──────── DATASET RECORDS ────────

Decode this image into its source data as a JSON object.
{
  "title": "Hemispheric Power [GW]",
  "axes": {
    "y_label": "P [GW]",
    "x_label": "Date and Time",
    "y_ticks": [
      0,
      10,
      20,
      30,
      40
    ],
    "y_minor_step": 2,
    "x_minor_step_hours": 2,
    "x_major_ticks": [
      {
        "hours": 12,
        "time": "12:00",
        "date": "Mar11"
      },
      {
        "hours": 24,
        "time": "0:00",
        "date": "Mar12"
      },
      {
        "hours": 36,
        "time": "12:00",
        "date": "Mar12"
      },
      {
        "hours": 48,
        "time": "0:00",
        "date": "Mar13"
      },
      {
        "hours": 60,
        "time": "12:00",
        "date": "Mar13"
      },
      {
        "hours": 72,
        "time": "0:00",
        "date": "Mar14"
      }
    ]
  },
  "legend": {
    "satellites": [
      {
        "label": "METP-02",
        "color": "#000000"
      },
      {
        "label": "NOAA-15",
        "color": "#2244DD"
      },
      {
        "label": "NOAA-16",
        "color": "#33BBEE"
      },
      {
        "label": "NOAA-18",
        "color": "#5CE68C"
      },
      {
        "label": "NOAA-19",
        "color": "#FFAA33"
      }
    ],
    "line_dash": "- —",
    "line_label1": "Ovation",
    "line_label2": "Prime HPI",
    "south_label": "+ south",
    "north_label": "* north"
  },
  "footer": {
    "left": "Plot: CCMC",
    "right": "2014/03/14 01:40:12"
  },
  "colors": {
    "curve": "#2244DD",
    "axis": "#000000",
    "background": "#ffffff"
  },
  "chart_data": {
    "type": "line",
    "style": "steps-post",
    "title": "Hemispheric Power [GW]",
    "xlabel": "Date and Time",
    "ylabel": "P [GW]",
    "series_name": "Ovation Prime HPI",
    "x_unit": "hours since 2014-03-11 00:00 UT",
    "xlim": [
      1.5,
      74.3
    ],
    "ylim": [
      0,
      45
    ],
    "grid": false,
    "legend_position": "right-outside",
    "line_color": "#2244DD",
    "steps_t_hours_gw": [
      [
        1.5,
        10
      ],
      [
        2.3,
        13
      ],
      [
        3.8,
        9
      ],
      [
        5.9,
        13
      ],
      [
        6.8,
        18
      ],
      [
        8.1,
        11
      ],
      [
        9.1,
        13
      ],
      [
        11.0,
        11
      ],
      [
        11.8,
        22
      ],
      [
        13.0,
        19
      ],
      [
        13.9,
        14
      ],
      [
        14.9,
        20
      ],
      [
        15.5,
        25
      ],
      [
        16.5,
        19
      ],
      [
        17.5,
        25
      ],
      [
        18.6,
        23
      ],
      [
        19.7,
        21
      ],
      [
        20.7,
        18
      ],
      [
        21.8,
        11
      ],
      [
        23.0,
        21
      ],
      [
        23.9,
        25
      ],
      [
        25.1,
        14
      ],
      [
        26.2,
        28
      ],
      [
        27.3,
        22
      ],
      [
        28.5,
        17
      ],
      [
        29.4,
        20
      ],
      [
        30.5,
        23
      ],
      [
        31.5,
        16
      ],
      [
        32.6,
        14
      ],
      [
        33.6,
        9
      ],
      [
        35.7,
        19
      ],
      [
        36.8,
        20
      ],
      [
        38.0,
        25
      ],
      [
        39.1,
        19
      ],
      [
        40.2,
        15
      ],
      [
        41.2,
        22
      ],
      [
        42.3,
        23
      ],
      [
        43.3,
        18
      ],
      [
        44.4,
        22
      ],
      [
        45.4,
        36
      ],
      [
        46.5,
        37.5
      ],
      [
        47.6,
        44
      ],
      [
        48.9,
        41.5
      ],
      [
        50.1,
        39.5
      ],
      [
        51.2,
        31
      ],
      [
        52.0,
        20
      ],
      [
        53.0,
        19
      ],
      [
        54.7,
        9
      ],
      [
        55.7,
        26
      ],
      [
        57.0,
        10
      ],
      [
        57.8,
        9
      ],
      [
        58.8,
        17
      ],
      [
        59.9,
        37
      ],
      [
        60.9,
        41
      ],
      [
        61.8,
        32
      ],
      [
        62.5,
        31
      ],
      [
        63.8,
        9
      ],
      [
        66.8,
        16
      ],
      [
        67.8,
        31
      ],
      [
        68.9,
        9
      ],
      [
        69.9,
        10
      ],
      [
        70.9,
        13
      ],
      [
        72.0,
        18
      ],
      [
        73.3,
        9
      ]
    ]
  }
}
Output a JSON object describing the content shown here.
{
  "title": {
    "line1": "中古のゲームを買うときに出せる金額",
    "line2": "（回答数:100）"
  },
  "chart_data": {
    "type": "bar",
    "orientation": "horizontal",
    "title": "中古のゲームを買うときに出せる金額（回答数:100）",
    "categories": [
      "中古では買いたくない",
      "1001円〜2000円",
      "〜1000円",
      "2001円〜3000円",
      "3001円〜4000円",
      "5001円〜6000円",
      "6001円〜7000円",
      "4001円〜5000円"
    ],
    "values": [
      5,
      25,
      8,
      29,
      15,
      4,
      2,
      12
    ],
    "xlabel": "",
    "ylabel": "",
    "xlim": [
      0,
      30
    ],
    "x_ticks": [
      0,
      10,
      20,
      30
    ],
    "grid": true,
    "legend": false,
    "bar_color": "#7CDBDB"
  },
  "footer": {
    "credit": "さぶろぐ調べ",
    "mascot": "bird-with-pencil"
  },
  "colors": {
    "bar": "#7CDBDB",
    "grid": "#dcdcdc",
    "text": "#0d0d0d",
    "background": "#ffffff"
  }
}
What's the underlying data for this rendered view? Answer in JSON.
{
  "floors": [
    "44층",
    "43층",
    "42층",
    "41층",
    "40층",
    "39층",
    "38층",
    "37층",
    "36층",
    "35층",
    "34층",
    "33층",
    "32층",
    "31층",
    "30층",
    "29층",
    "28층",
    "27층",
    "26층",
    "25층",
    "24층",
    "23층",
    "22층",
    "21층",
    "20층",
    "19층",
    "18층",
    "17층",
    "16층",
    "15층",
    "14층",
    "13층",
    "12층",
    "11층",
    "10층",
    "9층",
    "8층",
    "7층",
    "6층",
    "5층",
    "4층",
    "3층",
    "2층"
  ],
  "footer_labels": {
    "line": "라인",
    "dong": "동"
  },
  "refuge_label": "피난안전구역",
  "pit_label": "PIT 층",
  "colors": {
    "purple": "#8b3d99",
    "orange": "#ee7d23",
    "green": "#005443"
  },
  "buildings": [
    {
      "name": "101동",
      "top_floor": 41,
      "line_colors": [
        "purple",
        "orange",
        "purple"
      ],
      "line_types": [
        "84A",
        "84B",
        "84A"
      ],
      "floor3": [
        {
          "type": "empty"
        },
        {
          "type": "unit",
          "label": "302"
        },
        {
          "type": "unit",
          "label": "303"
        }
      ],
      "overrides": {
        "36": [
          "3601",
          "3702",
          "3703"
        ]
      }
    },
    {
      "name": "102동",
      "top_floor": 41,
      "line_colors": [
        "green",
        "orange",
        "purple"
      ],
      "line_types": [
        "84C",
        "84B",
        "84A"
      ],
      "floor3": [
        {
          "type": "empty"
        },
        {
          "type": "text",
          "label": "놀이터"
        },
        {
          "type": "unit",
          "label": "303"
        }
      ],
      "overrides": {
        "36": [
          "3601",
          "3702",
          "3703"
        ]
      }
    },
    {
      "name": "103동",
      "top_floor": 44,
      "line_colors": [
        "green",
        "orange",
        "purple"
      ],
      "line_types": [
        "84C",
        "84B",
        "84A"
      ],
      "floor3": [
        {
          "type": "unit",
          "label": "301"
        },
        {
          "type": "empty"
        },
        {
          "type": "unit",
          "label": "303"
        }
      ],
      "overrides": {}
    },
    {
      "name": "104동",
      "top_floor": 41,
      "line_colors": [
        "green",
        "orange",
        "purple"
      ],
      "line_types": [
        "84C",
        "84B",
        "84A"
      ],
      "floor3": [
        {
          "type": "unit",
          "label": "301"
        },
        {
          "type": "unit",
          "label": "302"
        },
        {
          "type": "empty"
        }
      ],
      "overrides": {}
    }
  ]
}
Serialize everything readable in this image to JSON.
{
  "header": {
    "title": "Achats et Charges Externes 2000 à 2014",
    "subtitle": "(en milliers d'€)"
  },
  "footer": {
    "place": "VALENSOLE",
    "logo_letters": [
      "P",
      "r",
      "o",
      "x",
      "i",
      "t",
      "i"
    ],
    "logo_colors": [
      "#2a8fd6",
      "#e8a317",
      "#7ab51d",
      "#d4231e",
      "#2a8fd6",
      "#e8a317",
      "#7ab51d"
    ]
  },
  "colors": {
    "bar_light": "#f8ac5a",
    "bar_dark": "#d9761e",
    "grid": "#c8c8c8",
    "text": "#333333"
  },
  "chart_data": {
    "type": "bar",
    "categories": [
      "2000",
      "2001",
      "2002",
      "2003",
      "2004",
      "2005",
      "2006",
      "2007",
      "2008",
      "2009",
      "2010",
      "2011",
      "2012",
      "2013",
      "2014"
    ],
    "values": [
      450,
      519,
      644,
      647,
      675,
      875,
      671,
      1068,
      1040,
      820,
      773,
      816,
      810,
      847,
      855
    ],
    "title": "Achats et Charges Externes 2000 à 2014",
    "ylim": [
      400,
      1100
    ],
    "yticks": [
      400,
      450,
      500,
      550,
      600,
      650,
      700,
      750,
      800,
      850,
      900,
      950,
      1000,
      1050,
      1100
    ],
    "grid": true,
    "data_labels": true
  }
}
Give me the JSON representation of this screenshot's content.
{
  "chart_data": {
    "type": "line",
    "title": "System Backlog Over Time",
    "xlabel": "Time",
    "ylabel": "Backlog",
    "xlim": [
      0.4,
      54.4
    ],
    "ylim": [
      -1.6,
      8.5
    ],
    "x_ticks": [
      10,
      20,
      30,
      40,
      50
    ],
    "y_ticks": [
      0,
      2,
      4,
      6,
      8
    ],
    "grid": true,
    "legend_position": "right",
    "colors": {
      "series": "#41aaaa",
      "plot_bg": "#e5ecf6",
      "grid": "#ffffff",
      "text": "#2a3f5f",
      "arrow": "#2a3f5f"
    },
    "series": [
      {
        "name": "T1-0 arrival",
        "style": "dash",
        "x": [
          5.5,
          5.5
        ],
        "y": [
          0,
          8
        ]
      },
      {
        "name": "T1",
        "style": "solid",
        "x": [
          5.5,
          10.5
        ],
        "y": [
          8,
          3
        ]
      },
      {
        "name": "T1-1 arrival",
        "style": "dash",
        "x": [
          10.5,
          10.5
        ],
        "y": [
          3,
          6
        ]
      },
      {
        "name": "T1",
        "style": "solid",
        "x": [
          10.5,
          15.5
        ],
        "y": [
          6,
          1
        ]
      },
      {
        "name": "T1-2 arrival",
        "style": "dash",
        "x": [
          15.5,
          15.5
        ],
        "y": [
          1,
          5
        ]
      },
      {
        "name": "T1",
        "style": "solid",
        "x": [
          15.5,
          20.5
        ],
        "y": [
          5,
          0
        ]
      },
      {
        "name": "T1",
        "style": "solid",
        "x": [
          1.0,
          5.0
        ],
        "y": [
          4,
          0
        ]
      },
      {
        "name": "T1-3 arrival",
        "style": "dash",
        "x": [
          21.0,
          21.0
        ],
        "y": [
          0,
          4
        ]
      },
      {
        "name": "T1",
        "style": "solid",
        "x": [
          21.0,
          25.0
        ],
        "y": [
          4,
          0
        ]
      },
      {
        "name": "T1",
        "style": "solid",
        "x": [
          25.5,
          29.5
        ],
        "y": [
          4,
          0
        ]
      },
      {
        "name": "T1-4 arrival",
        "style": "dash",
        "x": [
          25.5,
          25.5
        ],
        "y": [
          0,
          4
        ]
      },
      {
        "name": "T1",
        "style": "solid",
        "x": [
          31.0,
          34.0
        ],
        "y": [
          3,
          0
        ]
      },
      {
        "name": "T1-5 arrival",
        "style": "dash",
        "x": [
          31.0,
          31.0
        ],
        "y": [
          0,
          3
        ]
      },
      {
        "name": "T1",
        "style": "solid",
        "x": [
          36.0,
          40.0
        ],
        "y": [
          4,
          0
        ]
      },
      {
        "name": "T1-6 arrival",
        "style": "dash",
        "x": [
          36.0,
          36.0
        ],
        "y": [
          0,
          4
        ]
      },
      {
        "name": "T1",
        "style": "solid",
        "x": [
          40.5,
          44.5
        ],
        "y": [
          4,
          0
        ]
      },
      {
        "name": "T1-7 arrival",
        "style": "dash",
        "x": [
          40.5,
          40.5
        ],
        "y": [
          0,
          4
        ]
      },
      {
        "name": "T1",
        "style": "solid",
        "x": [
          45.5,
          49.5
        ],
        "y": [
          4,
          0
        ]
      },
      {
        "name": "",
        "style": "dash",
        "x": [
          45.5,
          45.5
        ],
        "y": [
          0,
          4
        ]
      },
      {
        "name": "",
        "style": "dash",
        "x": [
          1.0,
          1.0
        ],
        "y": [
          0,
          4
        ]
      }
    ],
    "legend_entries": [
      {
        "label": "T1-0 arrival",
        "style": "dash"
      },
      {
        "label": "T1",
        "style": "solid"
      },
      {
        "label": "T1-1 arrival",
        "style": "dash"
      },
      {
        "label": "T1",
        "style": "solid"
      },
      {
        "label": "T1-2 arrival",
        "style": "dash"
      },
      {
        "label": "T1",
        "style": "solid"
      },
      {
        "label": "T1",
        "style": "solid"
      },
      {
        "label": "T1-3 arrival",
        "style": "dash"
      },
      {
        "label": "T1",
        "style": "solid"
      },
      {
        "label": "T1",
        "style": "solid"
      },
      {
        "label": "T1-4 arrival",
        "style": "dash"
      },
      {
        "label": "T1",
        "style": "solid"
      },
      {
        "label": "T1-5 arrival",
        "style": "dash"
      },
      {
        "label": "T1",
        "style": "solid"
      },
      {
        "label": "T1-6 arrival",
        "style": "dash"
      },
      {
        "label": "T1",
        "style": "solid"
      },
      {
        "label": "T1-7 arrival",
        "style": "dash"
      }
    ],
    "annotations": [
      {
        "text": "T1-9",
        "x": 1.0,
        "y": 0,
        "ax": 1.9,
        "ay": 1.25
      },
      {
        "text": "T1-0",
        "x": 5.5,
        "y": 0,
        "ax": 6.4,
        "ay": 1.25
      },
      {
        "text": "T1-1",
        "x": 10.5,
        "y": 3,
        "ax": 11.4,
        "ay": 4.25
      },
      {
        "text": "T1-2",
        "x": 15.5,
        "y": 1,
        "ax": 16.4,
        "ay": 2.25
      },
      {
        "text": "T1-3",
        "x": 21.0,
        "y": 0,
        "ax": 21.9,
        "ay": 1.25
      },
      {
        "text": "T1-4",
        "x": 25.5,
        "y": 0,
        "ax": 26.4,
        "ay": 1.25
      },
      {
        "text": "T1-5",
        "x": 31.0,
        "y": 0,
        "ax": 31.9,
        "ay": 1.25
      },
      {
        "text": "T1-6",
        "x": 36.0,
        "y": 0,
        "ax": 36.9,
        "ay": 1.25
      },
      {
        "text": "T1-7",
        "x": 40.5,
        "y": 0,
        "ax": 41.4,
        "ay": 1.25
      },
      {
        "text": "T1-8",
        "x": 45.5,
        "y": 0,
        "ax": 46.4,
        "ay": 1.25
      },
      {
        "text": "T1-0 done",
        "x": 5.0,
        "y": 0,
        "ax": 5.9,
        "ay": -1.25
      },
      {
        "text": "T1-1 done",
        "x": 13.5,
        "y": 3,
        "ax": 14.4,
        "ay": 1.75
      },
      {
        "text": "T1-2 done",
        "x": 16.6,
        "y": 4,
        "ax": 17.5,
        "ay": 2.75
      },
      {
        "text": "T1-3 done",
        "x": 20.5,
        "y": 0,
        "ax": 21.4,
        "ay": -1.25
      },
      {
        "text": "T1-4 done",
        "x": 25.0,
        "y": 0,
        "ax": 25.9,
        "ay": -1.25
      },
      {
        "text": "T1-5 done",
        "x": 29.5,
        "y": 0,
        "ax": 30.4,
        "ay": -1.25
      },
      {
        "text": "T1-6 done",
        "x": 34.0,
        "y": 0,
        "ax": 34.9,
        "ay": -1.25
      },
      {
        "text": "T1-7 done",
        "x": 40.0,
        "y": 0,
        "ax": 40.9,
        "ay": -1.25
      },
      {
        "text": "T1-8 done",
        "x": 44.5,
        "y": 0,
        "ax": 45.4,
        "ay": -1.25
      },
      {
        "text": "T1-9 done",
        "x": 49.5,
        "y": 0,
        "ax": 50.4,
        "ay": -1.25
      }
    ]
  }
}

────────

### PROBLEM DESCRIPTION
Filter the records above and return every line that holds the word "image".

### WRITTEN SOLUTION
Decode this image into its source data as a JSON object.
Serialize everything readable in this image to JSON.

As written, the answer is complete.